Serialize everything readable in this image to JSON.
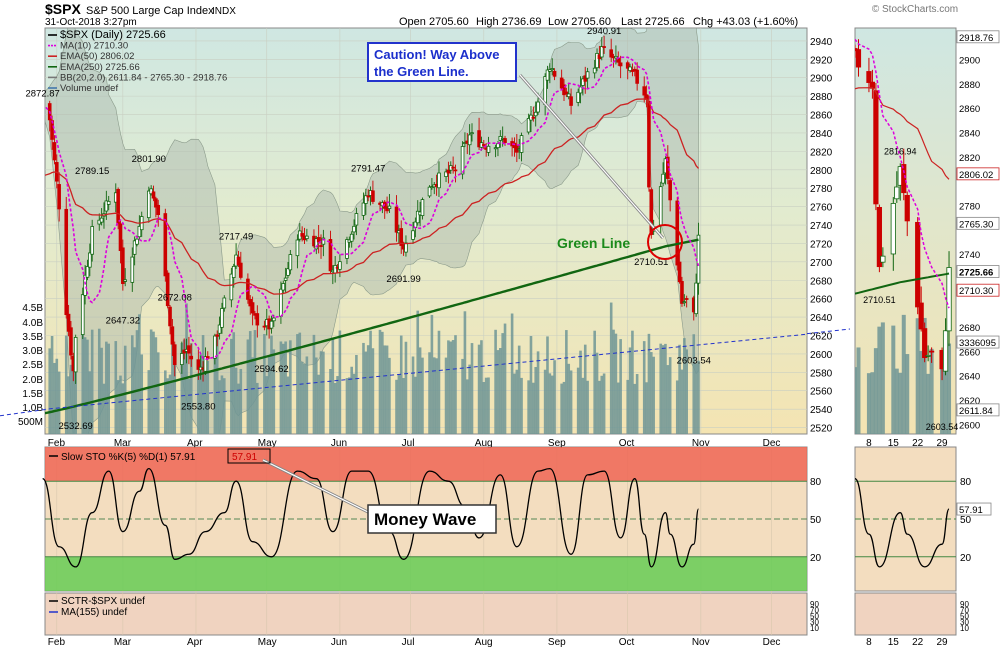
{
  "header": {
    "symbol": "$SPX",
    "name": "S&P 500 Large Cap Index",
    "exchange": "INDX",
    "datetime": "31-Oct-2018 3:27pm",
    "open": "Open 2705.60",
    "high": "High 2736.69",
    "low": "Low 2705.60",
    "last": "Last 2725.66",
    "chg": "Chg +43.03 (+1.60%)",
    "watermark": "© StockCharts.com"
  },
  "legend": [
    {
      "text": "$SPX (Daily) 2725.66",
      "color": "#000000"
    },
    {
      "text": "MA(10) 2710.30",
      "color": "#dd00dd"
    },
    {
      "text": "EMA(50) 2806.02",
      "color": "#cc2222"
    },
    {
      "text": "EMA(250) 2725.66",
      "color": "#116611"
    },
    {
      "text": "BB(20,2.0) 2611.84 - 2765.30 - 2918.76",
      "color": "#777777"
    },
    {
      "text": "Volume undef",
      "color": "#4477aa"
    }
  ],
  "annotations": {
    "caution": [
      "Caution! Way Above",
      "the Green Line."
    ],
    "green_line": "Green Line",
    "money_wave": "Money Wave"
  },
  "colors": {
    "bull": "#116611",
    "bear": "#cc0000",
    "ma10": "#dd00dd",
    "ema50": "#cc2222",
    "ema250": "#116611",
    "volume": "#6f9595",
    "trend": "#2233cc",
    "oversold": "#66cc55",
    "overbought": "#ee6655"
  },
  "lower": {
    "sto_label": "Slow STO %K(5) %D(1) 57.91",
    "sto_value": "57.91",
    "sctr_label": "SCTR-$SPX undef",
    "ma155_label": "MA(155) undef",
    "sto_ticks": [
      "80",
      "50",
      "20"
    ],
    "sctr_ticks": [
      "90",
      "70",
      "50",
      "30",
      "10"
    ]
  },
  "zoom": {
    "price_ticks": [
      "2918.76",
      "2900",
      "2880",
      "2860",
      "2840",
      "2820",
      "2806.02",
      "2780",
      "2765.30",
      "2740",
      "2725.66",
      "2710.30",
      "2680",
      "3336095",
      "2660",
      "2640",
      "2620",
      "2611.84",
      "2600"
    ],
    "labels": [
      "2816.94",
      "2710.51",
      "2603.54"
    ],
    "x_ticks": [
      "8",
      "15",
      "22",
      "29"
    ],
    "sto_value": "57.91"
  },
  "chart_data": {
    "type": "candlestick",
    "title": "$SPX S&P 500 Large Cap Index INDX",
    "ylim": [
      2513,
      2954
    ],
    "y_ticks": [
      2520,
      2540,
      2560,
      2580,
      2600,
      2620,
      2640,
      2660,
      2680,
      2700,
      2720,
      2740,
      2760,
      2780,
      2800,
      2820,
      2840,
      2860,
      2880,
      2900,
      2920,
      2940
    ],
    "volume_ticks": [
      "4.5B",
      "4.0B",
      "3.5B",
      "3.0B",
      "2.5B",
      "2.0B",
      "1.5B",
      "1.0B",
      "500M"
    ],
    "x_ticks": [
      "Feb",
      "Mar",
      "Apr",
      "May",
      "Jun",
      "Jul",
      "Aug",
      "Sep",
      "Oct",
      "Nov",
      "Dec"
    ],
    "price_labels": [
      {
        "text": "2872.87",
        "date": "2018-01-26",
        "value": 2872.87
      },
      {
        "text": "2532.69",
        "date": "2018-02-09",
        "value": 2532.69
      },
      {
        "text": "2789.15",
        "date": "2018-02-16",
        "value": 2789.15
      },
      {
        "text": "2647.32",
        "date": "2018-03-01",
        "value": 2647.32
      },
      {
        "text": "2801.90",
        "date": "2018-03-12",
        "value": 2801.9
      },
      {
        "text": "2672.08",
        "date": "2018-03-23",
        "value": 2672.08
      },
      {
        "text": "2553.80",
        "date": "2018-04-02",
        "value": 2553.8
      },
      {
        "text": "2717.49",
        "date": "2018-04-18",
        "value": 2717.49
      },
      {
        "text": "2594.62",
        "date": "2018-05-03",
        "value": 2594.62
      },
      {
        "text": "2791.47",
        "date": "2018-06-13",
        "value": 2791.47
      },
      {
        "text": "2691.99",
        "date": "2018-06-28",
        "value": 2691.99
      },
      {
        "text": "2940.91",
        "date": "2018-09-21",
        "value": 2940.91
      },
      {
        "text": "2710.51",
        "date": "2018-10-11",
        "value": 2710.51
      },
      {
        "text": "2603.54",
        "date": "2018-10-29",
        "value": 2603.54
      }
    ],
    "price_path": [
      [
        "2018-01-26",
        2872
      ],
      [
        "2018-01-29",
        2855
      ],
      [
        "2018-02-02",
        2762
      ],
      [
        "2018-02-05",
        2648
      ],
      [
        "2018-02-08",
        2581
      ],
      [
        "2018-02-09",
        2620
      ],
      [
        "2018-02-16",
        2732
      ],
      [
        "2018-02-26",
        2779
      ],
      [
        "2018-03-01",
        2677
      ],
      [
        "2018-03-08",
        2738
      ],
      [
        "2018-03-12",
        2783
      ],
      [
        "2018-03-16",
        2752
      ],
      [
        "2018-03-23",
        2588
      ],
      [
        "2018-03-28",
        2605
      ],
      [
        "2018-04-02",
        2581
      ],
      [
        "2018-04-09",
        2613
      ],
      [
        "2018-04-18",
        2708
      ],
      [
        "2018-04-25",
        2639
      ],
      [
        "2018-05-03",
        2629
      ],
      [
        "2018-05-14",
        2730
      ],
      [
        "2018-05-25",
        2721
      ],
      [
        "2018-05-29",
        2689
      ],
      [
        "2018-06-13",
        2776
      ],
      [
        "2018-06-22",
        2754
      ],
      [
        "2018-06-28",
        2716
      ],
      [
        "2018-07-09",
        2784
      ],
      [
        "2018-07-20",
        2801
      ],
      [
        "2018-07-26",
        2837
      ],
      [
        "2018-08-02",
        2827
      ],
      [
        "2018-08-10",
        2833
      ],
      [
        "2018-08-15",
        2818
      ],
      [
        "2018-08-24",
        2874
      ],
      [
        "2018-08-29",
        2914
      ],
      [
        "2018-09-07",
        2871
      ],
      [
        "2018-09-14",
        2904
      ],
      [
        "2018-09-20",
        2930
      ],
      [
        "2018-09-28",
        2913
      ],
      [
        "2018-10-04",
        2901
      ],
      [
        "2018-10-09",
        2880
      ],
      [
        "2018-10-10",
        2785
      ],
      [
        "2018-10-11",
        2728
      ],
      [
        "2018-10-17",
        2809
      ],
      [
        "2018-10-19",
        2767
      ],
      [
        "2018-10-24",
        2656
      ],
      [
        "2018-10-26",
        2658
      ],
      [
        "2018-10-29",
        2641
      ],
      [
        "2018-10-30",
        2682
      ],
      [
        "2018-10-31",
        2725.66
      ]
    ],
    "series": [
      {
        "name": "MA(10)",
        "last": 2710.3
      },
      {
        "name": "EMA(50)",
        "last": 2806.02
      },
      {
        "name": "EMA(250)",
        "last": 2725.66
      },
      {
        "name": "Volume",
        "last": "undef"
      },
      {
        "name": "Slow STO %K(5) %D(1)",
        "last": 57.91
      }
    ],
    "sto_ylim": [
      0,
      100
    ],
    "sto_levels": [
      80,
      50,
      20
    ],
    "sto_path": [
      [
        "2018-01-26",
        82
      ],
      [
        "2018-02-02",
        28
      ],
      [
        "2018-02-09",
        12
      ],
      [
        "2018-02-16",
        55
      ],
      [
        "2018-02-23",
        88
      ],
      [
        "2018-03-01",
        40
      ],
      [
        "2018-03-08",
        72
      ],
      [
        "2018-03-12",
        90
      ],
      [
        "2018-03-19",
        45
      ],
      [
        "2018-03-23",
        18
      ],
      [
        "2018-03-29",
        22
      ],
      [
        "2018-04-05",
        40
      ],
      [
        "2018-04-13",
        55
      ],
      [
        "2018-04-18",
        80
      ],
      [
        "2018-04-25",
        32
      ],
      [
        "2018-05-03",
        20
      ],
      [
        "2018-05-14",
        88
      ],
      [
        "2018-05-22",
        82
      ],
      [
        "2018-05-29",
        40
      ],
      [
        "2018-06-06",
        88
      ],
      [
        "2018-06-13",
        88
      ],
      [
        "2018-06-22",
        40
      ],
      [
        "2018-06-28",
        18
      ],
      [
        "2018-07-09",
        88
      ],
      [
        "2018-07-17",
        80
      ],
      [
        "2018-07-24",
        60
      ],
      [
        "2018-07-30",
        35
      ],
      [
        "2018-08-08",
        85
      ],
      [
        "2018-08-15",
        28
      ],
      [
        "2018-08-24",
        88
      ],
      [
        "2018-08-29",
        90
      ],
      [
        "2018-09-07",
        22
      ],
      [
        "2018-09-14",
        85
      ],
      [
        "2018-09-21",
        88
      ],
      [
        "2018-09-28",
        35
      ],
      [
        "2018-10-04",
        82
      ],
      [
        "2018-10-08",
        38
      ],
      [
        "2018-10-11",
        12
      ],
      [
        "2018-10-17",
        55
      ],
      [
        "2018-10-19",
        38
      ],
      [
        "2018-10-24",
        12
      ],
      [
        "2018-10-29",
        30
      ],
      [
        "2018-10-31",
        57.91
      ]
    ]
  }
}
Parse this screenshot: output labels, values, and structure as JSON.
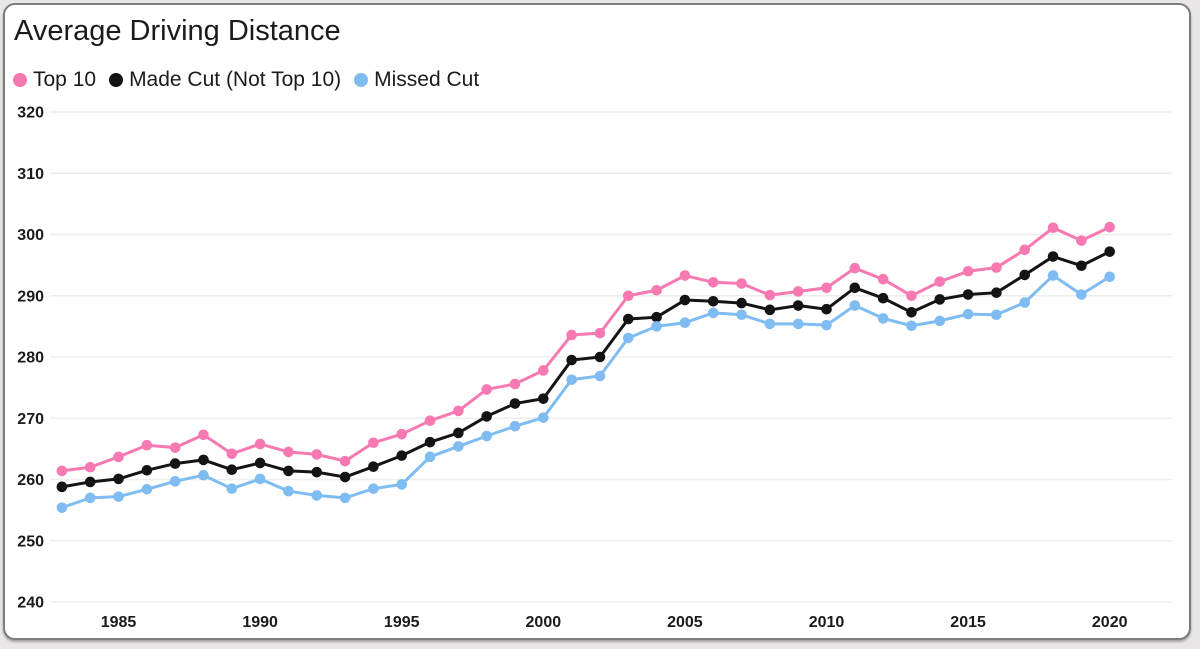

* [Exercise prompt]:
Search the preceding listing for the word "this" and pull out every line that holds it.

* [The result]:
Serialize everything readable in this image to JSON.
Parse this screenshot: output labels, values, and structure as JSON.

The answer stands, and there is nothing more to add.